Exercise task: Write out only the lines from the line containing "Transcribe this image's" to the end of the listing below, both included, exactly as they stand. Drop the pictures.

Input for this task:
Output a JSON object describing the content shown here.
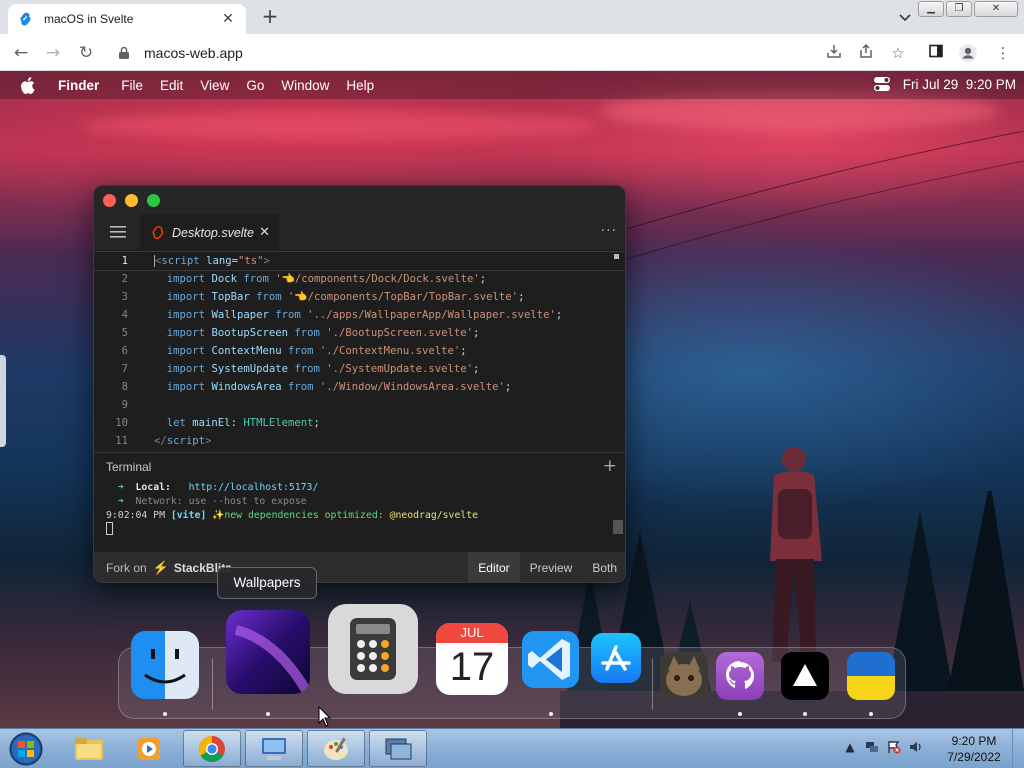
{
  "browser": {
    "tab_title": "macOS in Svelte",
    "url": "macos-web.app"
  },
  "menubar": {
    "app": "Finder",
    "items": [
      "File",
      "Edit",
      "View",
      "Go",
      "Window",
      "Help"
    ],
    "datetime": "Fri Jul 29  9:20 PM"
  },
  "editor": {
    "file_tab": "Desktop.svelte",
    "lines": [
      {
        "n": "1",
        "parts": [
          [
            "tag",
            "<"
          ],
          [
            "kw",
            "script"
          ],
          [
            "plain",
            " "
          ],
          [
            "id",
            "lang"
          ],
          [
            "plain",
            "="
          ],
          [
            "str",
            "\"ts\""
          ],
          [
            "tag",
            ">"
          ]
        ]
      },
      {
        "n": "2",
        "parts": [
          [
            "plain",
            "  "
          ],
          [
            "kw",
            "import"
          ],
          [
            "plain",
            " "
          ],
          [
            "id",
            "Dock"
          ],
          [
            "plain",
            " "
          ],
          [
            "kw",
            "from"
          ],
          [
            "plain",
            " "
          ],
          [
            "str",
            "'👈/components/Dock/Dock.svelte'"
          ],
          [
            "plain",
            ";"
          ]
        ]
      },
      {
        "n": "3",
        "parts": [
          [
            "plain",
            "  "
          ],
          [
            "kw",
            "import"
          ],
          [
            "plain",
            " "
          ],
          [
            "id",
            "TopBar"
          ],
          [
            "plain",
            " "
          ],
          [
            "kw",
            "from"
          ],
          [
            "plain",
            " "
          ],
          [
            "str",
            "'👈/components/TopBar/TopBar.svelte'"
          ],
          [
            "plain",
            ";"
          ]
        ]
      },
      {
        "n": "4",
        "parts": [
          [
            "plain",
            "  "
          ],
          [
            "kw",
            "import"
          ],
          [
            "plain",
            " "
          ],
          [
            "id",
            "Wallpaper"
          ],
          [
            "plain",
            " "
          ],
          [
            "kw",
            "from"
          ],
          [
            "plain",
            " "
          ],
          [
            "str",
            "'../apps/WallpaperApp/Wallpaper.svelte'"
          ],
          [
            "plain",
            ";"
          ]
        ]
      },
      {
        "n": "5",
        "parts": [
          [
            "plain",
            "  "
          ],
          [
            "kw",
            "import"
          ],
          [
            "plain",
            " "
          ],
          [
            "id",
            "BootupScreen"
          ],
          [
            "plain",
            " "
          ],
          [
            "kw",
            "from"
          ],
          [
            "plain",
            " "
          ],
          [
            "str",
            "'./BootupScreen.svelte'"
          ],
          [
            "plain",
            ";"
          ]
        ]
      },
      {
        "n": "6",
        "parts": [
          [
            "plain",
            "  "
          ],
          [
            "kw",
            "import"
          ],
          [
            "plain",
            " "
          ],
          [
            "id",
            "ContextMenu"
          ],
          [
            "plain",
            " "
          ],
          [
            "kw",
            "from"
          ],
          [
            "plain",
            " "
          ],
          [
            "str",
            "'./ContextMenu.svelte'"
          ],
          [
            "plain",
            ";"
          ]
        ]
      },
      {
        "n": "7",
        "parts": [
          [
            "plain",
            "  "
          ],
          [
            "kw",
            "import"
          ],
          [
            "plain",
            " "
          ],
          [
            "id",
            "SystemUpdate"
          ],
          [
            "plain",
            " "
          ],
          [
            "kw",
            "from"
          ],
          [
            "plain",
            " "
          ],
          [
            "str",
            "'./SystemUpdate.svelte'"
          ],
          [
            "plain",
            ";"
          ]
        ]
      },
      {
        "n": "8",
        "parts": [
          [
            "plain",
            "  "
          ],
          [
            "kw",
            "import"
          ],
          [
            "plain",
            " "
          ],
          [
            "id",
            "WindowsArea"
          ],
          [
            "plain",
            " "
          ],
          [
            "kw",
            "from"
          ],
          [
            "plain",
            " "
          ],
          [
            "str",
            "'./Window/WindowsArea.svelte'"
          ],
          [
            "plain",
            ";"
          ]
        ]
      },
      {
        "n": "9",
        "parts": []
      },
      {
        "n": "10",
        "parts": [
          [
            "plain",
            "  "
          ],
          [
            "kw",
            "let"
          ],
          [
            "plain",
            " "
          ],
          [
            "id",
            "mainEl"
          ],
          [
            "plain",
            ": "
          ],
          [
            "type",
            "HTMLElement"
          ],
          [
            "plain",
            ";"
          ]
        ]
      },
      {
        "n": "11",
        "parts": [
          [
            "tag",
            "</"
          ],
          [
            "kw",
            "script"
          ],
          [
            "tag",
            ">"
          ]
        ]
      }
    ],
    "terminal": {
      "title": "Terminal",
      "local_label": "Local:",
      "local_url": "http://localhost:5173/",
      "network_label": "Network:",
      "network_text": "use --host to expose",
      "log_time": "9:02:04 PM",
      "log_tag": "[vite]",
      "log_msg": "new dependencies optimized:",
      "log_pkg": "@neodrag/svelte"
    },
    "footer": {
      "fork_label": "Fork on",
      "brand": "StackBlitz",
      "views": [
        "Editor",
        "Preview",
        "Both"
      ],
      "active_view": "Editor"
    }
  },
  "tooltip": "Wallpapers",
  "calendar": {
    "month": "JUL",
    "day": "17"
  },
  "taskbar": {
    "time": "9:20 PM",
    "date": "7/29/2022"
  },
  "colors": {
    "menubar_text": "#ffffff",
    "editor_bg": "#1e1e1e",
    "svelte_orange": "#ff3e00",
    "stackblitz_blue": "#1389fd"
  }
}
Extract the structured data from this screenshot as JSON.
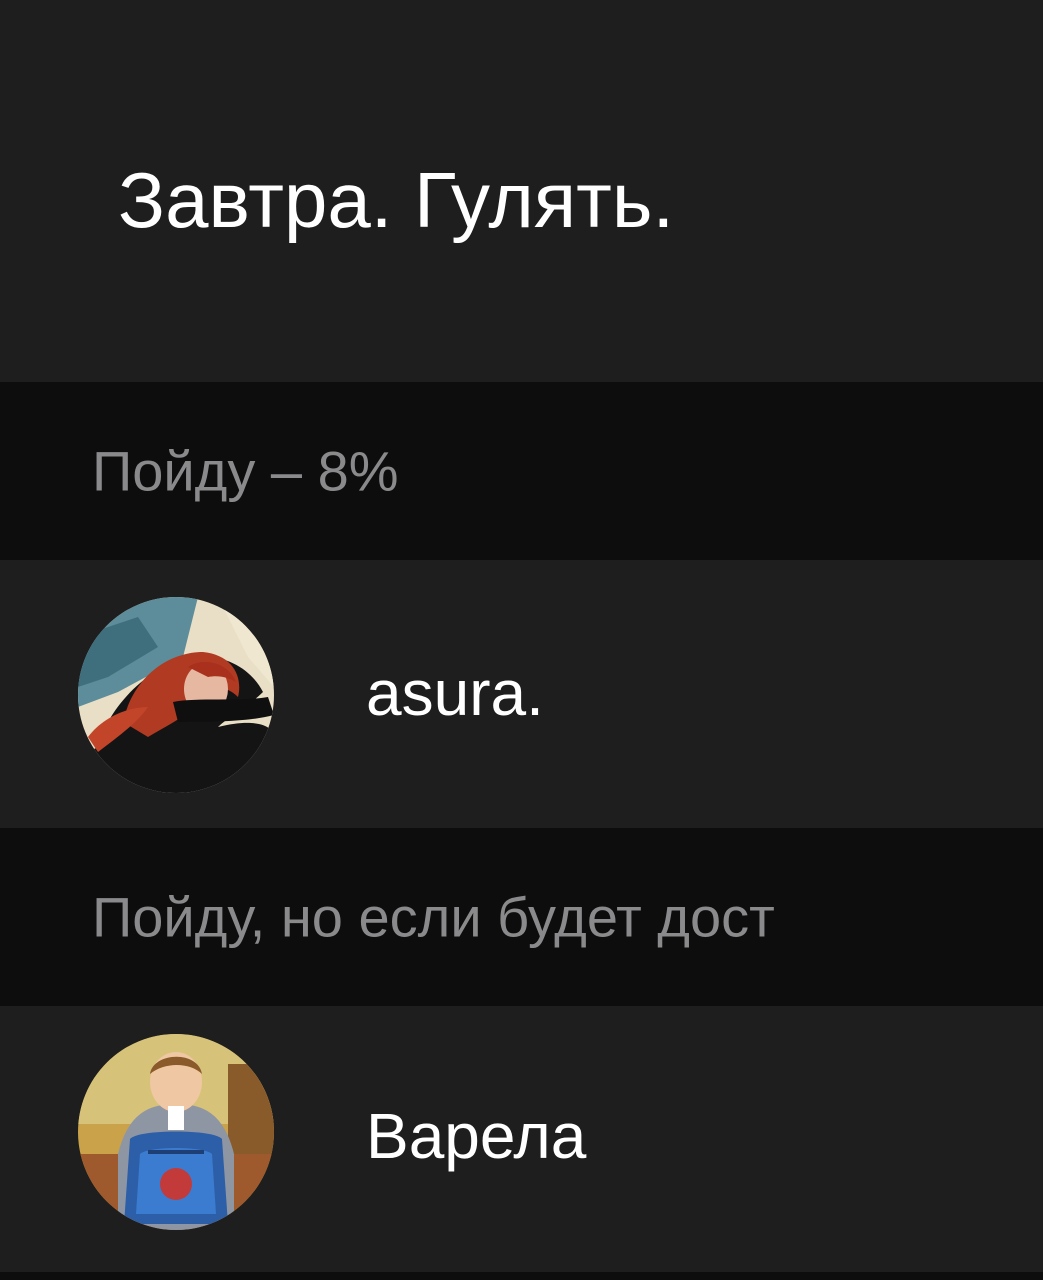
{
  "poll": {
    "question": "Завтра. Гулять."
  },
  "sections": [
    {
      "title": "Пойду – 8%",
      "voters": [
        {
          "name": "asura.",
          "avatar": "avatar-red-hair-painting"
        }
      ]
    },
    {
      "title": "Пойду, но если будет дост",
      "voters": [
        {
          "name": "Варела",
          "avatar": "avatar-boy-with-backpack"
        }
      ]
    }
  ],
  "colors": {
    "background": "#1e1e1f",
    "section_header_bg": "#0d0d0d",
    "text_primary": "#ffffff",
    "text_secondary": "#8a8a8c"
  }
}
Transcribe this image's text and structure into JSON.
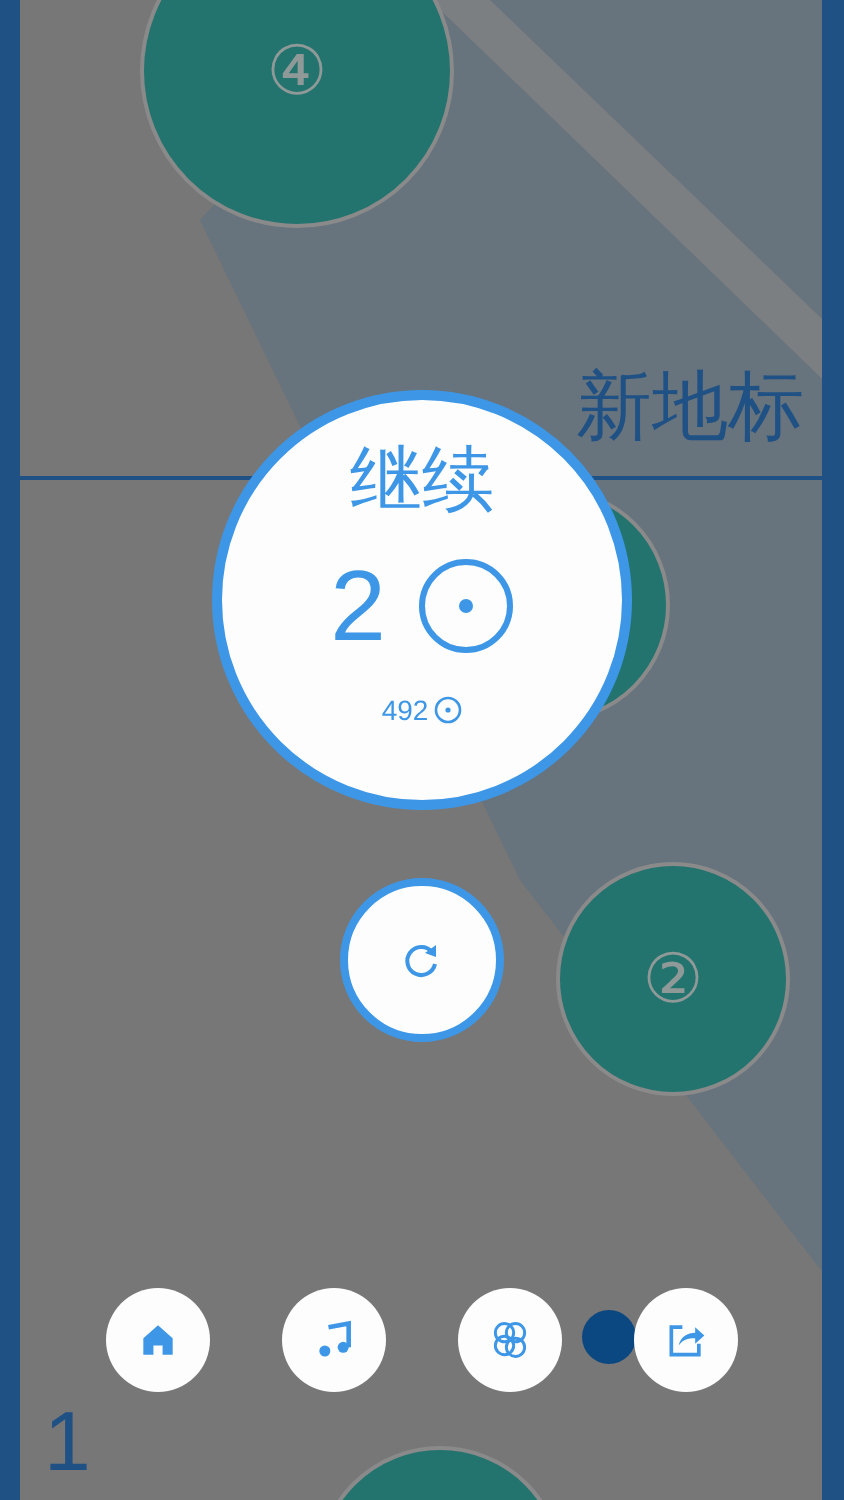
{
  "landmarks": [
    {
      "label": "④"
    },
    {
      "label": "②"
    }
  ],
  "new_landmark": "新地标",
  "dialog": {
    "title": "继续",
    "count": "2",
    "score": "492"
  },
  "toolbar": [
    {
      "kind": "home"
    },
    {
      "kind": "music"
    },
    {
      "kind": "themes"
    },
    {
      "kind": "share"
    }
  ],
  "level": "1"
}
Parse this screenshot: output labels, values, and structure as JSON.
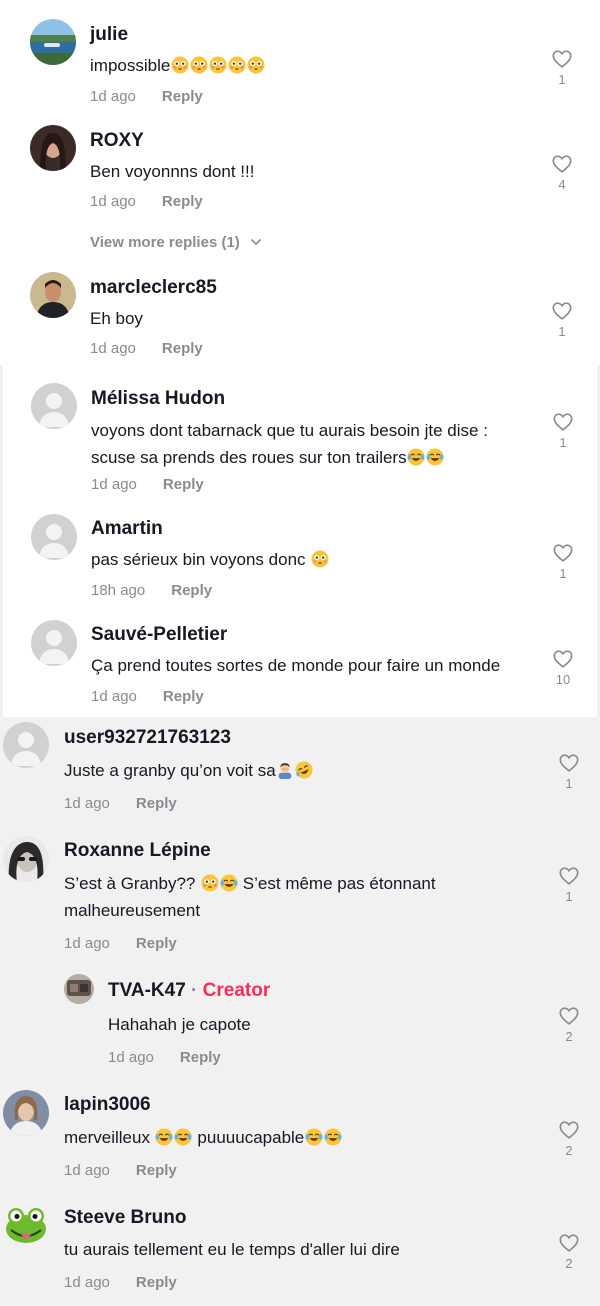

Expected answer:
Transcribe this image's text and structure into JSON.
{
  "landmarks": [
    {
      "label": "④"
    },
    {
      "label": "②"
    }
  ],
  "new_landmark": "新地标",
  "dialog": {
    "title": "继续",
    "count": "2",
    "score": "492"
  },
  "toolbar": [
    {
      "kind": "home"
    },
    {
      "kind": "music"
    },
    {
      "kind": "themes"
    },
    {
      "kind": "share"
    }
  ],
  "level": "1"
}
Parse this screenshot: output labels, values, and structure as JSON.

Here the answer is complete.